Information shown:
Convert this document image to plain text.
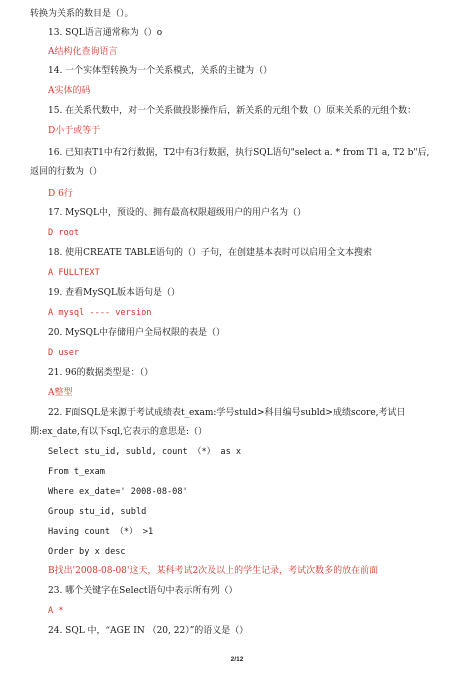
转换为关系的数目是（）。
13. SQL语言通常称为（）o
A结构化查询语言
14. 一个实体型转换为一个关系模式，关系的主键为（）
A实体的码
15. 在关系代数中，对一个关系做投影操作后，新关系的元组个数（）原来关系的元组个数：
D小于或等于
16. 已知表T1中有2行数据，T2中有3行数据，执行SQL语句"select a. * from T1 a, T2 b"后,
返回的行数为（）
D 6行
17. MySQL中，预设的、拥有最高权限超级用户的用户名为（）
D root
18. 使用CREATE TABLE语句的（）子句，在创建基本表时可以启用全文本搜索
A FULLTEXT
19. 查看MySQL版本语句是（）
A mysql ---- version
20. MySQL中存储用户全局权限的表是（）
D user
21. 96的数据类型是：（）
A整型
22. F面SQL是来源于考试成绩表t_exam:学号stuld>科目编号subld>成绩score,考试日
期:ex_date,有以下sql,它表示的意思是:（）
Select stu_id, subld, count （*） as x
From t_exam
Where ex_date=' 2008-08-08'
Group stu_id, subld
Having count （*） >1
Order by x desc
B找出'2008-08-08'这天，某科考试2次及以上的学生记录，考试次数多的放在前面
23. 哪个关键字在Select语句中表示所有列（）
A *
24. SQL 中，“AGE IN （20, 22）”的语义是（）
2/12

Prompt:
Copy the material above in full and exactly, skipping pictures.

Correct answer:
Convert this document image to plain text.
转换为关系的数目是（）。
13. SQL语言通常称为（）o
A结构化查询语言
14. 一个实体型转换为一个关系模式，关系的主键为（）
A实体的码
15. 在关系代数中，对一个关系做投影操作后，新关系的元组个数（）原来关系的元组个数：
D小于或等于
16. 已知表T1中有2行数据，T2中有3行数据，执行SQL语句"select a. * from T1 a, T2 b"后,
返回的行数为（）
D 6行
17. MySQL中，预设的、拥有最高权限超级用户的用户名为（）
D root
18. 使用CREATE TABLE语句的（）子句，在创建基本表时可以启用全文本搜索
A FULLTEXT
19. 查看MySQL版本语句是（）
A mysql ---- version
20. MySQL中存储用户全局权限的表是（）
D user
21. 96的数据类型是：（）
A整型
22. F面SQL是来源于考试成绩表t_exam:学号stuld>科目编号subld>成绩score,考试日
期:ex_date,有以下sql,它表示的意思是:（）
Select stu_id, subld, count （*） as x
From t_exam
Where ex_date=' 2008-08-08'
Group stu_id, subld
Having count （*） >1
Order by x desc
B找出'2008-08-08'这天，某科考试2次及以上的学生记录，考试次数多的放在前面
23. 哪个关键字在Select语句中表示所有列（）
A *
24. SQL 中，“AGE IN （20, 22）”的语义是（）
2/12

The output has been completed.